### RECORDS SHOWN
________________________________________

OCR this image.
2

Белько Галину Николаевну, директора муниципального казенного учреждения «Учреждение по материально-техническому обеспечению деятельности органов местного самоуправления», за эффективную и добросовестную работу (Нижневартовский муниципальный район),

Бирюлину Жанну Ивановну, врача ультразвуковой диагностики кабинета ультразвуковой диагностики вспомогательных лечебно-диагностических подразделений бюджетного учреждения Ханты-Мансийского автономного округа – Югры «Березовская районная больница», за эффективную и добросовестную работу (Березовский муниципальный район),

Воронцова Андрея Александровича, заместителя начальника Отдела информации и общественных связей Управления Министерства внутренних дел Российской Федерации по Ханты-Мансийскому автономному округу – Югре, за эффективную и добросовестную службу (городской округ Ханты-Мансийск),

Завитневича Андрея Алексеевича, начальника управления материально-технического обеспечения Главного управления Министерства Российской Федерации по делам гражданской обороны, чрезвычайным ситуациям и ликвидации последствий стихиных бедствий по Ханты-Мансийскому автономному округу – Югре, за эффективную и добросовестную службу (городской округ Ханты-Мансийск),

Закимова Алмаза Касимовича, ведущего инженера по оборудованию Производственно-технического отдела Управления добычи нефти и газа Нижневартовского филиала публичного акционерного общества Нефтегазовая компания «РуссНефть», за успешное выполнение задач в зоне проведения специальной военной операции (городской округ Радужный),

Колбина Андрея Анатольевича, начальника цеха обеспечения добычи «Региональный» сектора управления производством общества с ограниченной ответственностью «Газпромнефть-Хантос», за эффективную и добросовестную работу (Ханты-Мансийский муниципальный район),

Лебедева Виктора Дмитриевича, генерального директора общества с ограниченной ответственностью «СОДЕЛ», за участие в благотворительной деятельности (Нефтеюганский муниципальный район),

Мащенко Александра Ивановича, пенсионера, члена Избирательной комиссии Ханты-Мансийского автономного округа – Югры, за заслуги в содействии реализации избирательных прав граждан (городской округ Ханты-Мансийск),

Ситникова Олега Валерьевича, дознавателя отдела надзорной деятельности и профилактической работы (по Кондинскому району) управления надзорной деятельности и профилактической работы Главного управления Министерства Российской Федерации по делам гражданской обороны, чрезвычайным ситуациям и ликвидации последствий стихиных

________________________________________

### YOUR INSTRUCTIONS
Word for word, extract all the records.

### WRITTEN ANSWER
OCR this image.
2

Белько Галину Николаевну, директора муниципального казенного учреждения «Учреждение по материально-техническому обеспечению деятельности органов местного самоуправления», за эффективную и добросовестную работу (Нижневартовский муниципальный район),

Бирюлину Жанну Ивановну, врача ультразвуковой диагностики кабинета ультразвуковой диагностики вспомогательных лечебно-диагностических подразделений бюджетного учреждения Ханты-Мансийского автономного округа – Югры «Березовская районная больница», за эффективную и добросовестную работу (Березовский муниципальный район),

Воронцова Андрея Александровича, заместителя начальника Отдела информации и общественных связей Управления Министерства внутренних дел Российской Федерации по Ханты-Мансийскому автономному округу – Югре, за эффективную и добросовестную службу (городской округ Ханты-Мансийск),

Завитневича Андрея Алексеевича, начальника управления материально-технического обеспечения Главного управления Министерства Российской Федерации по делам гражданской обороны, чрезвычайным ситуациям и ликвидации последствий стихиных бедствий по Ханты-Мансийскому автономному округу – Югре, за эффективную и добросовестную службу (городской округ Ханты-Мансийск),

Закимова Алмаза Касимовича, ведущего инженера по оборудованию Производственно-технического отдела Управления добычи нефти и газа Нижневартовского филиала публичного акционерного общества Нефтегазовая компания «РуссНефть», за успешное выполнение задач в зоне проведения специальной военной операции (городской округ Радужный),

Колбина Андрея Анатольевича, начальника цеха обеспечения добычи «Региональный» сектора управления производством общества с ограниченной ответственностью «Газпромнефть-Хантос», за эффективную и добросовестную работу (Ханты-Мансийский муниципальный район),

Лебедева Виктора Дмитриевича, генерального директора общества с ограниченной ответственностью «СОДЕЛ», за участие в благотворительной деятельности (Нефтеюганский муниципальный район),

Мащенко Александра Ивановича, пенсионера, члена Избирательной комиссии Ханты-Мансийского автономного округа – Югры, за заслуги в содействии реализации избирательных прав граждан (городской округ Ханты-Мансийск),

Ситникова Олега Валерьевича, дознавателя отдела надзорной деятельности и профилактической работы (по Кондинскому району) управления надзорной деятельности и профилактической работы Главного управления Министерства Российской Федерации по делам гражданской обороны, чрезвычайным ситуациям и ликвидации последствий стихиных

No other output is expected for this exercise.